Figure data in JSON:
--- START ---

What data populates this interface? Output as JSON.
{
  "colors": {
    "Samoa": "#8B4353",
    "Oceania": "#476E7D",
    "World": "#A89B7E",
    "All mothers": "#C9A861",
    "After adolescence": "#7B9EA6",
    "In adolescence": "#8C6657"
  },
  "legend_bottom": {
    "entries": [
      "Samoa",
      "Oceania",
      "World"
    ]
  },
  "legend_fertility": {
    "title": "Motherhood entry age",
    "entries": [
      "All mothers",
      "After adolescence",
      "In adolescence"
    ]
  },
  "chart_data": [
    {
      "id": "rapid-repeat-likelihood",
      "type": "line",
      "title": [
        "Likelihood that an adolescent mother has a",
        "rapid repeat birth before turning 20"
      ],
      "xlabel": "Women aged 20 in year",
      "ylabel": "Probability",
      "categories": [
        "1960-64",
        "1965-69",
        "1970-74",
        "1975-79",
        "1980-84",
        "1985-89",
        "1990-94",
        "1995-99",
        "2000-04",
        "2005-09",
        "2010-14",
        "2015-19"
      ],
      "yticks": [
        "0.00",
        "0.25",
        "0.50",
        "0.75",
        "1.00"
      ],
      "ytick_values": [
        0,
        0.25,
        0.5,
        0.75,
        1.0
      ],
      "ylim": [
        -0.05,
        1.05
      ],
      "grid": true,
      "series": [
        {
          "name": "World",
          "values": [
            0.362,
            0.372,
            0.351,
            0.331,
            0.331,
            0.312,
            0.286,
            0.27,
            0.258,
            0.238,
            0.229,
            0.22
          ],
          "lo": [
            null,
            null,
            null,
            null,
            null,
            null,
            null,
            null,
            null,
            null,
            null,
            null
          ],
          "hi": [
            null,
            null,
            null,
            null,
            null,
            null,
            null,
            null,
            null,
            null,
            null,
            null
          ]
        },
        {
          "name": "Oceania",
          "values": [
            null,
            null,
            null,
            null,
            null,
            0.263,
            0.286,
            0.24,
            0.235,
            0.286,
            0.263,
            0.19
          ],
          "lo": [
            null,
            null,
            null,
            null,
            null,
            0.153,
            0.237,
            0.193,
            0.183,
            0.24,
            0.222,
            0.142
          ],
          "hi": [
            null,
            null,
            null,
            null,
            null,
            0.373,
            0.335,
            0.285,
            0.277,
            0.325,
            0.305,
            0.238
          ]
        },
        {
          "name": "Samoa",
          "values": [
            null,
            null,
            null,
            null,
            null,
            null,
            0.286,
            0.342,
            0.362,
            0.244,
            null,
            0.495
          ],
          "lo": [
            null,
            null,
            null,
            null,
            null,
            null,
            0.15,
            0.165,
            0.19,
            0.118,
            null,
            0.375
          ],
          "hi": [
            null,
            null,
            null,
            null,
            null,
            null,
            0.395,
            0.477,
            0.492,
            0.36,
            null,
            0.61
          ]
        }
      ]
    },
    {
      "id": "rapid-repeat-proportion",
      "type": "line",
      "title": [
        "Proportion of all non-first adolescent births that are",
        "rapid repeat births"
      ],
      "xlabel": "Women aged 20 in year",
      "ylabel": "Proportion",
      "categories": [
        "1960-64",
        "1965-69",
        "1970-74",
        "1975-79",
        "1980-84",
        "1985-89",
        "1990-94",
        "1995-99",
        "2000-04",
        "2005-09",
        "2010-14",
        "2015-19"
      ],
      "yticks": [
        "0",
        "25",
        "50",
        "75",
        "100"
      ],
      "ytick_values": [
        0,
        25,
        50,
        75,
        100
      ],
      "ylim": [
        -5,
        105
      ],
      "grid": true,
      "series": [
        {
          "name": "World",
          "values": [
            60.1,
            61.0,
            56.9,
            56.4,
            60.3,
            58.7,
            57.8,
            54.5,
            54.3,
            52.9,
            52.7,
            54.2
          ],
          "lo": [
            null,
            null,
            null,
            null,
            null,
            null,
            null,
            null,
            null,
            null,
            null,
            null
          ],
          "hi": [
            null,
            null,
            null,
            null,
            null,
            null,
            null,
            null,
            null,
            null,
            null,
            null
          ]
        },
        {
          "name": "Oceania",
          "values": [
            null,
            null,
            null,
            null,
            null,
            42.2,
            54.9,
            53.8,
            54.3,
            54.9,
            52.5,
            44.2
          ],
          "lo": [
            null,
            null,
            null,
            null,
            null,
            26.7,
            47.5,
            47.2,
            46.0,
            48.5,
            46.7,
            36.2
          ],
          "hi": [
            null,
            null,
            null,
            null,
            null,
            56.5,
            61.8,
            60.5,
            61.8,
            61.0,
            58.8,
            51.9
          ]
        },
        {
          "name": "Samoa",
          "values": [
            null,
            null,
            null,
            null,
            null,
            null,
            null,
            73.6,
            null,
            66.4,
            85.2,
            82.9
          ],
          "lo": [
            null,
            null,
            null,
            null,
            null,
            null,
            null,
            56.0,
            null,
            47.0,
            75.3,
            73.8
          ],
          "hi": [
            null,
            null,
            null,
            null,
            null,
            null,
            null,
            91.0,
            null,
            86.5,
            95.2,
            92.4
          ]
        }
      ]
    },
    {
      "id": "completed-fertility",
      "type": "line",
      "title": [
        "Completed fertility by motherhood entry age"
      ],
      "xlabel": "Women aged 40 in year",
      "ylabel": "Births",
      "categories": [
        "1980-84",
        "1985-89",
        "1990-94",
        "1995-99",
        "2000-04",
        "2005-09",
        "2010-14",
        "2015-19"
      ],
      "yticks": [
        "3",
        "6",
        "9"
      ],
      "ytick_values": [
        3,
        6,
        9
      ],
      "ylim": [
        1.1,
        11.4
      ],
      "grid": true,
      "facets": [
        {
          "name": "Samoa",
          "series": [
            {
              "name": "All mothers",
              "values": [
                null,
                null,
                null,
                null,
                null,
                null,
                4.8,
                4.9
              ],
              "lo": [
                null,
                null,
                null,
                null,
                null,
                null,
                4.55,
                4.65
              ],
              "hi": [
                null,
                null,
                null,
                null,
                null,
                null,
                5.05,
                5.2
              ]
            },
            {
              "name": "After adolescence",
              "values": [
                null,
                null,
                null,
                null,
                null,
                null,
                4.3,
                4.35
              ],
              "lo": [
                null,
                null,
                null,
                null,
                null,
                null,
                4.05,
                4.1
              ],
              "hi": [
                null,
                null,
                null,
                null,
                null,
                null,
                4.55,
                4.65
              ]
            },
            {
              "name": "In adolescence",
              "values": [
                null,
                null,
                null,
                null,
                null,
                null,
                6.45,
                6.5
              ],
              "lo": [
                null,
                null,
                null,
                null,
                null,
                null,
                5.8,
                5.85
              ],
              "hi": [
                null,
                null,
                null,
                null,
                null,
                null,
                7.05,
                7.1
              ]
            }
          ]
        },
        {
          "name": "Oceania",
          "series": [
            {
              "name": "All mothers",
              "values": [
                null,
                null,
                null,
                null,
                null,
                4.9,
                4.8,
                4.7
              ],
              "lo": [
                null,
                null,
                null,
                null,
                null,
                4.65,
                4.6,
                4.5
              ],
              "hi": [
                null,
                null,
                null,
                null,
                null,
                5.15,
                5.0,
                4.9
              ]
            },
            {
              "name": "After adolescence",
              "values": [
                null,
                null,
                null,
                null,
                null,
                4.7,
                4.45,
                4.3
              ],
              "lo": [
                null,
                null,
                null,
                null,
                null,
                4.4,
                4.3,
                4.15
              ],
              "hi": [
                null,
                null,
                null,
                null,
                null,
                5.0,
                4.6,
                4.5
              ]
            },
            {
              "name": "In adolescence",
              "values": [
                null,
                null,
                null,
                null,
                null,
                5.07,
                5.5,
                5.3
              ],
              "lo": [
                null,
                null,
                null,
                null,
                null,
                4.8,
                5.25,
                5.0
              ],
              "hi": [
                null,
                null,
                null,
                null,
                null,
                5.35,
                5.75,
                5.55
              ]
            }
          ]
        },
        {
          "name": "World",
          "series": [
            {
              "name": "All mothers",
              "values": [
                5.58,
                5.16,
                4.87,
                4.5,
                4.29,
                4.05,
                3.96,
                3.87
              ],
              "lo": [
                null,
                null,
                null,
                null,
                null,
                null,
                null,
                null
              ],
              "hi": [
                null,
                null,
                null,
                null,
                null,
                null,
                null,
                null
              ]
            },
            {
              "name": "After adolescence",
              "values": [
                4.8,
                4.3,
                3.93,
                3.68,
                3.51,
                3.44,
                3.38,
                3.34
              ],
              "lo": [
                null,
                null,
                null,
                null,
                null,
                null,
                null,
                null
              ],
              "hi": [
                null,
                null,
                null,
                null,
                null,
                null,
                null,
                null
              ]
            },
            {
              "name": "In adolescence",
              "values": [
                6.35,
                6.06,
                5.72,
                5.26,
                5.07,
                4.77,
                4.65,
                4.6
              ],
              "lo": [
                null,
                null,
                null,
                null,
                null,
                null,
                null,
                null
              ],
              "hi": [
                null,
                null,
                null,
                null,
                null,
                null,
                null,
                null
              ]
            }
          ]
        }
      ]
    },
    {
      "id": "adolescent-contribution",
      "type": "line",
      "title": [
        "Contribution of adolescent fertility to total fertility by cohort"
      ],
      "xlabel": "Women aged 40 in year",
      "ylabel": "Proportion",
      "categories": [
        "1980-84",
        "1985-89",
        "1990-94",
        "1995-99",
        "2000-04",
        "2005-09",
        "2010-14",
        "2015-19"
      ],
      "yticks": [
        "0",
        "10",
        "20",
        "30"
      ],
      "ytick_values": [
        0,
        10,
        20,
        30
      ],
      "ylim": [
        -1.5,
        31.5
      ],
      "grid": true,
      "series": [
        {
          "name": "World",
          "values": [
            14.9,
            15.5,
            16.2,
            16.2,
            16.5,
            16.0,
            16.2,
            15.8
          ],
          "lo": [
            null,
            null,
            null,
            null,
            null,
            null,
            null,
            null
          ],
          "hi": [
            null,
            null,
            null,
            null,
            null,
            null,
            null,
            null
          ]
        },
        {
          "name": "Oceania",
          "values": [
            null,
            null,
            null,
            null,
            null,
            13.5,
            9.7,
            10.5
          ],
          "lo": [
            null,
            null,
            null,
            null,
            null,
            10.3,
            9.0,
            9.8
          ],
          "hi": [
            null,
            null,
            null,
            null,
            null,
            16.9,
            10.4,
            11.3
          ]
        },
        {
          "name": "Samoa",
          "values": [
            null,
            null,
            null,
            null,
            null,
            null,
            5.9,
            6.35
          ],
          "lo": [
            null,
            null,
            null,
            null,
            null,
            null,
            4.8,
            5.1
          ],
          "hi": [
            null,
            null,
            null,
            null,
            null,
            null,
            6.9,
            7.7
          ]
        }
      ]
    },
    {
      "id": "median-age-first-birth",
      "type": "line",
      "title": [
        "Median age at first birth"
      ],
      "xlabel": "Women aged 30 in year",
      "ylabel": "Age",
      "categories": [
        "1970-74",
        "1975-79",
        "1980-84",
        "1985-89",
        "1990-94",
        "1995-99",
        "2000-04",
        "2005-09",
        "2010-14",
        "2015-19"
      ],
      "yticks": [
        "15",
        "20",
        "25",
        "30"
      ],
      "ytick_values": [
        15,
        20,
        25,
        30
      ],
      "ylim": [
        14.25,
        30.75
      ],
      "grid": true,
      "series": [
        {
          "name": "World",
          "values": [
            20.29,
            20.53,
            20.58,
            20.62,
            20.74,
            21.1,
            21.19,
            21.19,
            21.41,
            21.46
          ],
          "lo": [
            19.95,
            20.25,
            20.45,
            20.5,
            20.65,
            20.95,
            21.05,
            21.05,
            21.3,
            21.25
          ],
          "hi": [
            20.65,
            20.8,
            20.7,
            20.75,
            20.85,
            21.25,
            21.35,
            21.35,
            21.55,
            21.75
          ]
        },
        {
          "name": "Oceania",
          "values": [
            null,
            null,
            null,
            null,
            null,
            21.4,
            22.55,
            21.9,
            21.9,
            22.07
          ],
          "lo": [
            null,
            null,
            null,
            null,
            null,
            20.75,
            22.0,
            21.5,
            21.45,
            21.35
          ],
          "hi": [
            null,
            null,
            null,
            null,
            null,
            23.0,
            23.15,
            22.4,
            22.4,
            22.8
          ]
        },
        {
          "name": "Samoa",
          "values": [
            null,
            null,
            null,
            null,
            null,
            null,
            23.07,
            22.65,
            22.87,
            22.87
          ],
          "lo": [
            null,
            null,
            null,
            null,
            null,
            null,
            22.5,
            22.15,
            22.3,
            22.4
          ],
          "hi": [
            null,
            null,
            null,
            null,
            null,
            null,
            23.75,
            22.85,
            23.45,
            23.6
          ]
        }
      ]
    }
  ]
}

--- END ---

Work to do | Tally the lines that hold the string "repeat" and state the total, nothing more.

Full output | 4